Element and region listings:
++++++

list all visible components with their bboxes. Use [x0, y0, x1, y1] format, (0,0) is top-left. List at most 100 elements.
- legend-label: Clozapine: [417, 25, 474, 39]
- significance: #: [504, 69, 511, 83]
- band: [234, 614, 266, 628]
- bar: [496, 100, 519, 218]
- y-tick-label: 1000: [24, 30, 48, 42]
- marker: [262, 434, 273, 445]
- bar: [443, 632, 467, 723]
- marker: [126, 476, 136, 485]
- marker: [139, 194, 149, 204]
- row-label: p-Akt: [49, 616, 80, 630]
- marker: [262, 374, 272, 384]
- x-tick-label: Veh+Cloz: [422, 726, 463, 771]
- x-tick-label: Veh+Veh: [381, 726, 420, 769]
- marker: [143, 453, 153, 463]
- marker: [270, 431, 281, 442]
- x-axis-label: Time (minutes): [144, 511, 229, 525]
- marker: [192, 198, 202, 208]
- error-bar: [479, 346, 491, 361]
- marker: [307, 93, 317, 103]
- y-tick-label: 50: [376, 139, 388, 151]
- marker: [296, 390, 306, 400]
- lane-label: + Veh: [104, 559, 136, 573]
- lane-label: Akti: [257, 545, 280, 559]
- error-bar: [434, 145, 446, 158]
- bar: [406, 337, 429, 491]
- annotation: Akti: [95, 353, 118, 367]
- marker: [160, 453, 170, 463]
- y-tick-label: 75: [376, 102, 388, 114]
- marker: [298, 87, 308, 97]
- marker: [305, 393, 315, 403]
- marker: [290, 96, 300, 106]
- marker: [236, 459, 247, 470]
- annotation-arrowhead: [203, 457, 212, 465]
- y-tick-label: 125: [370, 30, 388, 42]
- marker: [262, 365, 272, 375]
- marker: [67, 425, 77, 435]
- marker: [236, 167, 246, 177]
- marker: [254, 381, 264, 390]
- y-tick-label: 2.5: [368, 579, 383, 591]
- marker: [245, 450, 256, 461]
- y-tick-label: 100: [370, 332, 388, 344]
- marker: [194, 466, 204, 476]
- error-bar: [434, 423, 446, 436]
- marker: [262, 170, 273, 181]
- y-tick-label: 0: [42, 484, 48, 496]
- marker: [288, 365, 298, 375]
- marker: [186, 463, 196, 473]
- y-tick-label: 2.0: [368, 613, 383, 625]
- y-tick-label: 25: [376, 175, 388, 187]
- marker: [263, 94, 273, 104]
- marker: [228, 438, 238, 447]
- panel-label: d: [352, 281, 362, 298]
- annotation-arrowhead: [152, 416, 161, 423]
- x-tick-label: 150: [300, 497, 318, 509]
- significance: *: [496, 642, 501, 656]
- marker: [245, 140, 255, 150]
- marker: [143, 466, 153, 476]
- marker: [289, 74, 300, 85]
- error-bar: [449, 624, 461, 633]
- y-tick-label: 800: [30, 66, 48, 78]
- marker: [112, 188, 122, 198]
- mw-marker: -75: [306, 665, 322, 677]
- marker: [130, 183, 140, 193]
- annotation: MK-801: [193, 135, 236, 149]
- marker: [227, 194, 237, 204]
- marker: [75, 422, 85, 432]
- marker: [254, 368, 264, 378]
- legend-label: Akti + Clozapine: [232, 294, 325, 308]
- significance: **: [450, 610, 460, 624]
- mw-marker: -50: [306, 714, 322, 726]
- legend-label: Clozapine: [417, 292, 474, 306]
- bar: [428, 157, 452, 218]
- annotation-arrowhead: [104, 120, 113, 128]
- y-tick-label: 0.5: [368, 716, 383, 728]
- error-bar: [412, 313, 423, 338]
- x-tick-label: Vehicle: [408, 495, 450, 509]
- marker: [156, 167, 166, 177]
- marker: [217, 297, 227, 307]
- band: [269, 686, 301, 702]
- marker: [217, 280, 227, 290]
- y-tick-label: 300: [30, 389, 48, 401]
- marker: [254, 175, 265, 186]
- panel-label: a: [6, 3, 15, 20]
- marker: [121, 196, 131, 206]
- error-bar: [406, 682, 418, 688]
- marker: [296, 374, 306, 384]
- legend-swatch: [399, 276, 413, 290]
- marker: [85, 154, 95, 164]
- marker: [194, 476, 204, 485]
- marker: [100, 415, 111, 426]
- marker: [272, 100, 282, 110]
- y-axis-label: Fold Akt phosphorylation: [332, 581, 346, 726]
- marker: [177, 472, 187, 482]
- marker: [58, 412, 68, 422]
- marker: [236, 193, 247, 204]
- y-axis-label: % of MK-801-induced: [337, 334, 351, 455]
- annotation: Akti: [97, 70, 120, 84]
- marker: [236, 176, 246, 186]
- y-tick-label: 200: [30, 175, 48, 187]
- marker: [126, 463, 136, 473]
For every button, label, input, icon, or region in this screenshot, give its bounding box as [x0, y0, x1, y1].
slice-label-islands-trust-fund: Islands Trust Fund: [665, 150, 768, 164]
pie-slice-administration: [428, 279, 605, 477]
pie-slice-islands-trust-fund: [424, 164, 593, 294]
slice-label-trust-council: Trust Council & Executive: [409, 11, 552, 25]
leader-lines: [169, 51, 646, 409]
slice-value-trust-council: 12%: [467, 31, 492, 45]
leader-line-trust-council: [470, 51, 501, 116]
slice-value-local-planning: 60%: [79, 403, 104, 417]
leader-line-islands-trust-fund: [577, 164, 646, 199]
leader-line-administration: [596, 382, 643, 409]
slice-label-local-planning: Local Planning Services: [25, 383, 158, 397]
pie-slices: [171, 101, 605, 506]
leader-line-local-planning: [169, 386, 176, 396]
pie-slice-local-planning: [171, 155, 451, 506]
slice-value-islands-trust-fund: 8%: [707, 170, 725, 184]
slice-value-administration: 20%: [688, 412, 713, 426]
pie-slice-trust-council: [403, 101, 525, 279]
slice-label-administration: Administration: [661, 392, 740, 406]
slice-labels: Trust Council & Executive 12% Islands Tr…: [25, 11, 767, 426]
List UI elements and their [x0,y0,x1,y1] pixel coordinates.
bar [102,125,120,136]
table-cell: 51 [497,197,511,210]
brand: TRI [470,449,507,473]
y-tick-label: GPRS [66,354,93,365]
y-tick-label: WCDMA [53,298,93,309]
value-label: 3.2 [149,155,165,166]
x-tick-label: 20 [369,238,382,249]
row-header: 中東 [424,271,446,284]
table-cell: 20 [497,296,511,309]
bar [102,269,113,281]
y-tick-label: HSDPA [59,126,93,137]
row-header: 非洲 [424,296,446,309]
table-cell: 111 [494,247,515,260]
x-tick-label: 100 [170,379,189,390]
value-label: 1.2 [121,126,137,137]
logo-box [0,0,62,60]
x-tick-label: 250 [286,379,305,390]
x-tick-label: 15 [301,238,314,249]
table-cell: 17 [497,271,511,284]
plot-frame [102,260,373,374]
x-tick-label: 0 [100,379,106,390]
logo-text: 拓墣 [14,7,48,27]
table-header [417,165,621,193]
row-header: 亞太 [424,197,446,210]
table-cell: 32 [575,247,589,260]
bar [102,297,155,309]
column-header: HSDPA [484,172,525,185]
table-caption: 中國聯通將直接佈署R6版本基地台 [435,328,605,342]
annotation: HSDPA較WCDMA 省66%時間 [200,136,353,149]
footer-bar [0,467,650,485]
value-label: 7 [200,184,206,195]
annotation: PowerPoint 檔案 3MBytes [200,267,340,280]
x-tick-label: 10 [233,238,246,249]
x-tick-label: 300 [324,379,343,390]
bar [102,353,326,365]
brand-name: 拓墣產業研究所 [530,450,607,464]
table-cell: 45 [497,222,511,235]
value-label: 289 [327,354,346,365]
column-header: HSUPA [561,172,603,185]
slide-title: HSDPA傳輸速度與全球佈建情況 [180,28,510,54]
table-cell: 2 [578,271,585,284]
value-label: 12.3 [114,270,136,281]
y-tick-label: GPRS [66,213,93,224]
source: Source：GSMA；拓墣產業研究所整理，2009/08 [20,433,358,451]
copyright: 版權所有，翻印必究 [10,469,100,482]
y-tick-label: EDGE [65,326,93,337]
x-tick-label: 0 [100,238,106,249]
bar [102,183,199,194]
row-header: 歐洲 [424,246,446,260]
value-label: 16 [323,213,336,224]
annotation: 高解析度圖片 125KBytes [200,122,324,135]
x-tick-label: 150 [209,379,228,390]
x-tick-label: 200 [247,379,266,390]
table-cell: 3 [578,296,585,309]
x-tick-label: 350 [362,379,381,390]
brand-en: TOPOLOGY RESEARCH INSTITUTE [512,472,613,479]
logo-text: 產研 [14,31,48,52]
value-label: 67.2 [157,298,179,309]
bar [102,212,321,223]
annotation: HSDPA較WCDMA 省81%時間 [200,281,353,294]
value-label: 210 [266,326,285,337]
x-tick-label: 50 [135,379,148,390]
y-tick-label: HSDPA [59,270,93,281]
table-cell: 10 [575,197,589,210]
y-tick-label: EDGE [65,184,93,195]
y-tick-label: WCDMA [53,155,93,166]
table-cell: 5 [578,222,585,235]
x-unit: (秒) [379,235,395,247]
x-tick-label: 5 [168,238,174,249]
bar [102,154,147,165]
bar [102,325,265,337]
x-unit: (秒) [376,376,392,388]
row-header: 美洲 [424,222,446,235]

++++++

> WHAT TO WORK ON:
Lay out everything from the start of the rows down to the line containing "- x-tick-label: Veh+Cloz: [422, 726, 463, 771]" as a Markdown table with the columns No. and Line. Number each line and leave out blank lines.

> COMPLETED EXERCISE:
| No. | Line |
|---|---|
| 1 | list all visible components with their bboxes. Use [x0, y0, x1, y1] format, (0,0) is top-left. List at most 100 elements. |
| 2 | - legend-label: Clozapine: [417, 25, 474, 39] |
| 3 | - significance: #: [504, 69, 511, 83] |
| 4 | - band: [234, 614, 266, 628] |
| 5 | - bar: [496, 100, 519, 218] |
| 6 | - y-tick-label: 1000: [24, 30, 48, 42] |
| 7 | - marker: [262, 434, 273, 445] |
| 8 | - bar: [443, 632, 467, 723] |
| 9 | - marker: [126, 476, 136, 485] |
| 10 | - marker: [139, 194, 149, 204] |
| 11 | - row-label: p-Akt: [49, 616, 80, 630] |
| 12 | - marker: [262, 374, 272, 384] |
| 13 | - x-tick-label: Veh+Cloz: [422, 726, 463, 771] |